- **To be done**: Examine the entries below, count the lines holding the string "HSHCI", and respond with the number only.

- **Data records**:
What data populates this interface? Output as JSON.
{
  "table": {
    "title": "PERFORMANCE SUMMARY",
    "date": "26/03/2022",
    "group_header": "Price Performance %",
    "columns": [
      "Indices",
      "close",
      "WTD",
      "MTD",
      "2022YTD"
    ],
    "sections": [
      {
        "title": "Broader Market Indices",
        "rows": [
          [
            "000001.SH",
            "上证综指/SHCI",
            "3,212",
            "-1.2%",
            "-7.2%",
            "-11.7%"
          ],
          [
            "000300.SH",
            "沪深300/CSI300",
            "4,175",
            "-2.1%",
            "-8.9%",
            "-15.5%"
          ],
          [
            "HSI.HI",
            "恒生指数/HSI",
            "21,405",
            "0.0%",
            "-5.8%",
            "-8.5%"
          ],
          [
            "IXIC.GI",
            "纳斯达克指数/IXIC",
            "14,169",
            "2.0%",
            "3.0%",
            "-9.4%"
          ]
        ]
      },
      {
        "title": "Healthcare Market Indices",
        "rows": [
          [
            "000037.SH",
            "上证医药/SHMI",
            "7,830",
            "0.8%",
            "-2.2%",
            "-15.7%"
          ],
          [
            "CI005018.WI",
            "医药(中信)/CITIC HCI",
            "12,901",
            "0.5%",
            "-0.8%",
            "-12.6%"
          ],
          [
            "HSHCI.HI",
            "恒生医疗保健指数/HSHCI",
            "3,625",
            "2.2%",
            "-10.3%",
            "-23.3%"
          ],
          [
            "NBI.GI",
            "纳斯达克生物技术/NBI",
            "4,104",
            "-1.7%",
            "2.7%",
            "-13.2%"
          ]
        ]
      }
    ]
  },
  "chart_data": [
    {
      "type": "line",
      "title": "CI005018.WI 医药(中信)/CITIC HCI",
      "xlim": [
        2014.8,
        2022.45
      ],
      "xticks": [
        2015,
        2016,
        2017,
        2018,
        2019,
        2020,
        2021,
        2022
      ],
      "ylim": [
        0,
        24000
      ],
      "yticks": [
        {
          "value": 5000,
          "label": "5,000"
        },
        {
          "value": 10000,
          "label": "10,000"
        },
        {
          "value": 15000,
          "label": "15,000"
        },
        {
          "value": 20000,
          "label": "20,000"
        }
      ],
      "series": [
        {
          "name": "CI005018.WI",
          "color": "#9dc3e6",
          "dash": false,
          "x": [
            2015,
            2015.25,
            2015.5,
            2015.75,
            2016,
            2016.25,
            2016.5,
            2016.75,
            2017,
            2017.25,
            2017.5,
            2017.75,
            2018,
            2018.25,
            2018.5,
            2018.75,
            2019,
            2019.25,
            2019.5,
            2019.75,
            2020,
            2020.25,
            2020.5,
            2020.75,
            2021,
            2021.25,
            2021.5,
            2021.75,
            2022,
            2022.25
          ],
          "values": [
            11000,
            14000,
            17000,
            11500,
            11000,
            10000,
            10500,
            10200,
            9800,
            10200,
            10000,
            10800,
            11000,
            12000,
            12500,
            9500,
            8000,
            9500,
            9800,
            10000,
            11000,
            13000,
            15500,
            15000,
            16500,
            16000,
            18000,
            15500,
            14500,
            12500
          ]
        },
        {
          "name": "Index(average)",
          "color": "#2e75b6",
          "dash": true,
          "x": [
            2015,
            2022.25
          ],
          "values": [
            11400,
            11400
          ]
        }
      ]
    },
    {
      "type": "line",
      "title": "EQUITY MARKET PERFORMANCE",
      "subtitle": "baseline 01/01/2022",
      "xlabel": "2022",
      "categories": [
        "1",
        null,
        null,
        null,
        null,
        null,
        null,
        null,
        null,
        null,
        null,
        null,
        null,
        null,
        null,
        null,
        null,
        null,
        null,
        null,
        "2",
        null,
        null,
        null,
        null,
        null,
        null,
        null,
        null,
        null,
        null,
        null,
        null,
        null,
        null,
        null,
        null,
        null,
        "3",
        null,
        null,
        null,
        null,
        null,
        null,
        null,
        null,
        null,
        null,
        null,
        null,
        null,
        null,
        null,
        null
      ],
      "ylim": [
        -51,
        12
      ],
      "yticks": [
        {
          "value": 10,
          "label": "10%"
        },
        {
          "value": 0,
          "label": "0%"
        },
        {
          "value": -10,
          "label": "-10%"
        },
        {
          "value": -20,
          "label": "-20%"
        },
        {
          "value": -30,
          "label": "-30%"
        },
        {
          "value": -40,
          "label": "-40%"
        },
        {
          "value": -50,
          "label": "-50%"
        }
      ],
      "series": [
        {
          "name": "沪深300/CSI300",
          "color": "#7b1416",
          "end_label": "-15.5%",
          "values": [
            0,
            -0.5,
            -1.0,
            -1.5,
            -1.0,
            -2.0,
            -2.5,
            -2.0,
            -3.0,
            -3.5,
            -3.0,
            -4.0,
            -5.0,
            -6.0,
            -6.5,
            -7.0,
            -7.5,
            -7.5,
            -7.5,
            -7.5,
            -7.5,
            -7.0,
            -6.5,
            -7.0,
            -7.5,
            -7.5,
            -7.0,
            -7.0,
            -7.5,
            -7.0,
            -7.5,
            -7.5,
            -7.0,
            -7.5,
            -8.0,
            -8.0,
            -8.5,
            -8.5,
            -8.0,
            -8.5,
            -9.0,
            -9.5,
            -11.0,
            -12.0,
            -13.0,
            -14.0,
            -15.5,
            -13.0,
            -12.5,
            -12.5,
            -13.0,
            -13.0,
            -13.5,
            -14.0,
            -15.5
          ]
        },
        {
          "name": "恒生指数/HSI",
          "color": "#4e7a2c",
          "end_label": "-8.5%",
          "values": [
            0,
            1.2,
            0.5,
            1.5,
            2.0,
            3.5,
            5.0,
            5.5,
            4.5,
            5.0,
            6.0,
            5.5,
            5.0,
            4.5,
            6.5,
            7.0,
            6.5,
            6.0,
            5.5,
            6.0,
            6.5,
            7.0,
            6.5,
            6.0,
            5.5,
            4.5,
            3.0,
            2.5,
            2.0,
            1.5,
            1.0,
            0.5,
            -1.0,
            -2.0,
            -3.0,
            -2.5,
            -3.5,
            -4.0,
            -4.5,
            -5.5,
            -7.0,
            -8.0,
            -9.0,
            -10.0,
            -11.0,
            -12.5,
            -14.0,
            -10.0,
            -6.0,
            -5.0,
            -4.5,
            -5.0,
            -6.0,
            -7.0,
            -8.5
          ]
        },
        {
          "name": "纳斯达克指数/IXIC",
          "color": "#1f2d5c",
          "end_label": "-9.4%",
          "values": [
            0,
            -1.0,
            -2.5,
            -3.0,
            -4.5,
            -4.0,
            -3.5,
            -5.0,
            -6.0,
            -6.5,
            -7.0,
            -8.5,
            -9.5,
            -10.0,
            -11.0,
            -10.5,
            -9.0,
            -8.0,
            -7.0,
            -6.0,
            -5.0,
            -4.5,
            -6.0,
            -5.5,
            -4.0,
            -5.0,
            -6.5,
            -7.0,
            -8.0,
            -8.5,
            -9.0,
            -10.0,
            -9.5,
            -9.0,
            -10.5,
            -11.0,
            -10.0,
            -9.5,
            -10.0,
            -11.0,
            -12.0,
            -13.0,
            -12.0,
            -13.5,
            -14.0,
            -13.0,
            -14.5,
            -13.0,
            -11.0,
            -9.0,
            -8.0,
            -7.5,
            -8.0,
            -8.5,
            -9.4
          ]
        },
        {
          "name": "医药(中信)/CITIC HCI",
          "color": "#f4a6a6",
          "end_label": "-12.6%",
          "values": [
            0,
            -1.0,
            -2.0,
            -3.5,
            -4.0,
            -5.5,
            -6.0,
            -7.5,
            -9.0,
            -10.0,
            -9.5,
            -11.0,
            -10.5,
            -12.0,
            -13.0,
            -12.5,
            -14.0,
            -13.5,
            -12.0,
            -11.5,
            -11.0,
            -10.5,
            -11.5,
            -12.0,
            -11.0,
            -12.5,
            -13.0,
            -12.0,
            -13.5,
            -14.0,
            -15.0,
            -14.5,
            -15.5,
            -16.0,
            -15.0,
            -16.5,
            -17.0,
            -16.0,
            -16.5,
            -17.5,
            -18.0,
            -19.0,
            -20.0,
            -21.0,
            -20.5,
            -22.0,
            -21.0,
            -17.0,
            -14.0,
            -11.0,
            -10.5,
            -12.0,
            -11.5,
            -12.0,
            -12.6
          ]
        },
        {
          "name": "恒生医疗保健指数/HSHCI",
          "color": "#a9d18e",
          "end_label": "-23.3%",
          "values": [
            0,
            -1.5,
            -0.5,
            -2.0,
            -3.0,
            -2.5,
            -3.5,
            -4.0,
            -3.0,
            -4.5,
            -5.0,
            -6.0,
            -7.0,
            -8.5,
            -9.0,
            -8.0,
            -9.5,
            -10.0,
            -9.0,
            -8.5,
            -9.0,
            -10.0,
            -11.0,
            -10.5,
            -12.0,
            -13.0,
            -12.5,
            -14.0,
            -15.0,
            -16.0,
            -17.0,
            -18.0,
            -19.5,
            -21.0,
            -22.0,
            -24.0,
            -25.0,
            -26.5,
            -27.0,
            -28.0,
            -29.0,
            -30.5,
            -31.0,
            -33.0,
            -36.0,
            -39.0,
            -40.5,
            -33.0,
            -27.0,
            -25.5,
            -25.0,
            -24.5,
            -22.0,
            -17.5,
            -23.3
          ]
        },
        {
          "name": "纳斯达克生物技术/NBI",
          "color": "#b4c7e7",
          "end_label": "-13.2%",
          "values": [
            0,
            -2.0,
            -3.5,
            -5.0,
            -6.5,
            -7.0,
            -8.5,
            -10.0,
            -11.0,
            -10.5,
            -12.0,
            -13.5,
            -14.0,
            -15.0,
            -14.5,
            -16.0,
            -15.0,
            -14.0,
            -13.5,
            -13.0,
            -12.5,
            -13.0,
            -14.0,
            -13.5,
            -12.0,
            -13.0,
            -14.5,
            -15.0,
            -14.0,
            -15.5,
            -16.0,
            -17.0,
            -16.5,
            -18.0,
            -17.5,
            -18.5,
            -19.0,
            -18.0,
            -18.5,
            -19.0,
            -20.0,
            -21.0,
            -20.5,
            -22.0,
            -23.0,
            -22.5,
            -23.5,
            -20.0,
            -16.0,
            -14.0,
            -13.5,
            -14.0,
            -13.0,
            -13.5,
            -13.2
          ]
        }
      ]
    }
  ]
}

- **Worked solution**: 3